(EXCERPTED RECORDS)
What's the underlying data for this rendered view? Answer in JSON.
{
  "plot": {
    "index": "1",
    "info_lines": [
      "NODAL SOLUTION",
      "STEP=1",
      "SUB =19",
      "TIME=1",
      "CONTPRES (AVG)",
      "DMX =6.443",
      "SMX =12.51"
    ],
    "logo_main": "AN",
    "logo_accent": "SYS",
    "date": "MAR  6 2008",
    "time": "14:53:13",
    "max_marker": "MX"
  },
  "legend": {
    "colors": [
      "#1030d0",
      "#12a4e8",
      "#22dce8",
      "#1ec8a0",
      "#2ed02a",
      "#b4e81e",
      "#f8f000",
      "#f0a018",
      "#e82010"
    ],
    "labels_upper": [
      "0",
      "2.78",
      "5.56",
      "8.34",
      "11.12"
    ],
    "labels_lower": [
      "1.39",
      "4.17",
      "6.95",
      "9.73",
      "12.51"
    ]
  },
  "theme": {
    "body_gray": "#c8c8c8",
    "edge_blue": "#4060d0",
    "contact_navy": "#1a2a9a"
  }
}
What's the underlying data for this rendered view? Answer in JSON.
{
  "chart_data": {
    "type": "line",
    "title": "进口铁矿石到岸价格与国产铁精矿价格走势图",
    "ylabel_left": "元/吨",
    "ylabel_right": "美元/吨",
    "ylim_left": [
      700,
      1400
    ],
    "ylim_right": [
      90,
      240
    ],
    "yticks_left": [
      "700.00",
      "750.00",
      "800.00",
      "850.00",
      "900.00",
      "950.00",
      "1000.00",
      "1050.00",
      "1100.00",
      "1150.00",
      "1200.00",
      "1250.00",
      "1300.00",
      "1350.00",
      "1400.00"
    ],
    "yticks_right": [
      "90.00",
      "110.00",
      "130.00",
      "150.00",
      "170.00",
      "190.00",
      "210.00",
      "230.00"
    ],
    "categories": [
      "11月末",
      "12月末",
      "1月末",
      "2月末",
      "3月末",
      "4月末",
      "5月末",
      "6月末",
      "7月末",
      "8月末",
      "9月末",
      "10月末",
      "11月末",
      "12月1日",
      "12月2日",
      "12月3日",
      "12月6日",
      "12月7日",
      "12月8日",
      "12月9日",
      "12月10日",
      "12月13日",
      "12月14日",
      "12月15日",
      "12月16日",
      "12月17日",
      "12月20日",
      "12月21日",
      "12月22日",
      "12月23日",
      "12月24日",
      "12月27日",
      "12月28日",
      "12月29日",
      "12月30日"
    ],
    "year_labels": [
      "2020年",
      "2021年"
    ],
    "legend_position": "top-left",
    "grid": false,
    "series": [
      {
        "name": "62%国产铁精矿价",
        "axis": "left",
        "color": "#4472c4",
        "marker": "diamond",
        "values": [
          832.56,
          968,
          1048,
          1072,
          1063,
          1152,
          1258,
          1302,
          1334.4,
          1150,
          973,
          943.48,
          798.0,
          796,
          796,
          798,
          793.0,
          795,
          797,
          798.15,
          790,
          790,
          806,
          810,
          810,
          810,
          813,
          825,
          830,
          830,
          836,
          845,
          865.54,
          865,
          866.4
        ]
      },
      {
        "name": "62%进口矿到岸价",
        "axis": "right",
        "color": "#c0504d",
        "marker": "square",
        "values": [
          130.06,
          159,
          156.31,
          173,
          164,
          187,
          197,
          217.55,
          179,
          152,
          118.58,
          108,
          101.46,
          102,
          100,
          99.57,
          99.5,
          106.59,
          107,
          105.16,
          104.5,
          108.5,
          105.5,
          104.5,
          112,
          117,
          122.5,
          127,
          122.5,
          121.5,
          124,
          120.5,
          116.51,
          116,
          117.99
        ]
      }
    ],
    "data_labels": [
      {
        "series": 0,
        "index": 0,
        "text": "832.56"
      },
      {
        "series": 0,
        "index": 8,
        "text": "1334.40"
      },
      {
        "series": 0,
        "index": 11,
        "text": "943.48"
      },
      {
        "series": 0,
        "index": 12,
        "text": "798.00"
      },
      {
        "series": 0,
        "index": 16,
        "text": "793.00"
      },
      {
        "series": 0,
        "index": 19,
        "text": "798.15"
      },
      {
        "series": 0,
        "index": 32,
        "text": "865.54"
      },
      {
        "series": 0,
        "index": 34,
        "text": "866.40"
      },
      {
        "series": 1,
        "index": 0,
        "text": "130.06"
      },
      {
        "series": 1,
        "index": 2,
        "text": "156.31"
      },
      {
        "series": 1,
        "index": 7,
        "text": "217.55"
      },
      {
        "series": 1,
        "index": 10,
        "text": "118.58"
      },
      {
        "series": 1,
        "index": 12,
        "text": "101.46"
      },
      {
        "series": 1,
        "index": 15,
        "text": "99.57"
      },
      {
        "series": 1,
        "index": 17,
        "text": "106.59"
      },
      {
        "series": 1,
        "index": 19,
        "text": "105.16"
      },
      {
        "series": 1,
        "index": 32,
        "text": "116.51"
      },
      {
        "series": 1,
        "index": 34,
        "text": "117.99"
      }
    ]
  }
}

(SET TASK)
Print the entries exactly. Include every one.

(THE RESPONSE)
What's the underlying data for this rendered view? Answer in JSON.
{
  "plot": {
    "index": "1",
    "info_lines": [
      "NODAL SOLUTION",
      "STEP=1",
      "SUB =19",
      "TIME=1",
      "CONTPRES (AVG)",
      "DMX =6.443",
      "SMX =12.51"
    ],
    "logo_main": "AN",
    "logo_accent": "SYS",
    "date": "MAR  6 2008",
    "time": "14:53:13",
    "max_marker": "MX"
  },
  "legend": {
    "colors": [
      "#1030d0",
      "#12a4e8",
      "#22dce8",
      "#1ec8a0",
      "#2ed02a",
      "#b4e81e",
      "#f8f000",
      "#f0a018",
      "#e82010"
    ],
    "labels_upper": [
      "0",
      "2.78",
      "5.56",
      "8.34",
      "11.12"
    ],
    "labels_lower": [
      "1.39",
      "4.17",
      "6.95",
      "9.73",
      "12.51"
    ]
  },
  "theme": {
    "body_gray": "#c8c8c8",
    "edge_blue": "#4060d0",
    "contact_navy": "#1a2a9a"
  }
}
What's the underlying data for this rendered view? Answer in JSON.
{
  "chart_data": {
    "type": "line",
    "title": "进口铁矿石到岸价格与国产铁精矿价格走势图",
    "ylabel_left": "元/吨",
    "ylabel_right": "美元/吨",
    "ylim_left": [
      700,
      1400
    ],
    "ylim_right": [
      90,
      240
    ],
    "yticks_left": [
      "700.00",
      "750.00",
      "800.00",
      "850.00",
      "900.00",
      "950.00",
      "1000.00",
      "1050.00",
      "1100.00",
      "1150.00",
      "1200.00",
      "1250.00",
      "1300.00",
      "1350.00",
      "1400.00"
    ],
    "yticks_right": [
      "90.00",
      "110.00",
      "130.00",
      "150.00",
      "170.00",
      "190.00",
      "210.00",
      "230.00"
    ],
    "categories": [
      "11月末",
      "12月末",
      "1月末",
      "2月末",
      "3月末",
      "4月末",
      "5月末",
      "6月末",
      "7月末",
      "8月末",
      "9月末",
      "10月末",
      "11月末",
      "12月1日",
      "12月2日",
      "12月3日",
      "12月6日",
      "12月7日",
      "12月8日",
      "12月9日",
      "12月10日",
      "12月13日",
      "12月14日",
      "12月15日",
      "12月16日",
      "12月17日",
      "12月20日",
      "12月21日",
      "12月22日",
      "12月23日",
      "12月24日",
      "12月27日",
      "12月28日",
      "12月29日",
      "12月30日"
    ],
    "year_labels": [
      "2020年",
      "2021年"
    ],
    "legend_position": "top-left",
    "grid": false,
    "series": [
      {
        "name": "62%国产铁精矿价",
        "axis": "left",
        "color": "#4472c4",
        "marker": "diamond",
        "values": [
          832.56,
          968,
          1048,
          1072,
          1063,
          1152,
          1258,
          1302,
          1334.4,
          1150,
          973,
          943.48,
          798.0,
          796,
          796,
          798,
          793.0,
          795,
          797,
          798.15,
          790,
          790,
          806,
          810,
          810,
          810,
          813,
          825,
          830,
          830,
          836,
          845,
          865.54,
          865,
          866.4
        ]
      },
      {
        "name": "62%进口矿到岸价",
        "axis": "right",
        "color": "#c0504d",
        "marker": "square",
        "values": [
          130.06,
          159,
          156.31,
          173,
          164,
          187,
          197,
          217.55,
          179,
          152,
          118.58,
          108,
          101.46,
          102,
          100,
          99.57,
          99.5,
          106.59,
          107,
          105.16,
          104.5,
          108.5,
          105.5,
          104.5,
          112,
          117,
          122.5,
          127,
          122.5,
          121.5,
          124,
          120.5,
          116.51,
          116,
          117.99
        ]
      }
    ],
    "data_labels": [
      {
        "series": 0,
        "index": 0,
        "text": "832.56"
      },
      {
        "series": 0,
        "index": 8,
        "text": "1334.40"
      },
      {
        "series": 0,
        "index": 11,
        "text": "943.48"
      },
      {
        "series": 0,
        "index": 12,
        "text": "798.00"
      },
      {
        "series": 0,
        "index": 16,
        "text": "793.00"
      },
      {
        "series": 0,
        "index": 19,
        "text": "798.15"
      },
      {
        "series": 0,
        "index": 32,
        "text": "865.54"
      },
      {
        "series": 0,
        "index": 34,
        "text": "866.40"
      },
      {
        "series": 1,
        "index": 0,
        "text": "130.06"
      },
      {
        "series": 1,
        "index": 2,
        "text": "156.31"
      },
      {
        "series": 1,
        "index": 7,
        "text": "217.55"
      },
      {
        "series": 1,
        "index": 10,
        "text": "118.58"
      },
      {
        "series": 1,
        "index": 12,
        "text": "101.46"
      },
      {
        "series": 1,
        "index": 15,
        "text": "99.57"
      },
      {
        "series": 1,
        "index": 17,
        "text": "106.59"
      },
      {
        "series": 1,
        "index": 19,
        "text": "105.16"
      },
      {
        "series": 1,
        "index": 32,
        "text": "116.51"
      },
      {
        "series": 1,
        "index": 34,
        "text": "117.99"
      }
    ]
  }
}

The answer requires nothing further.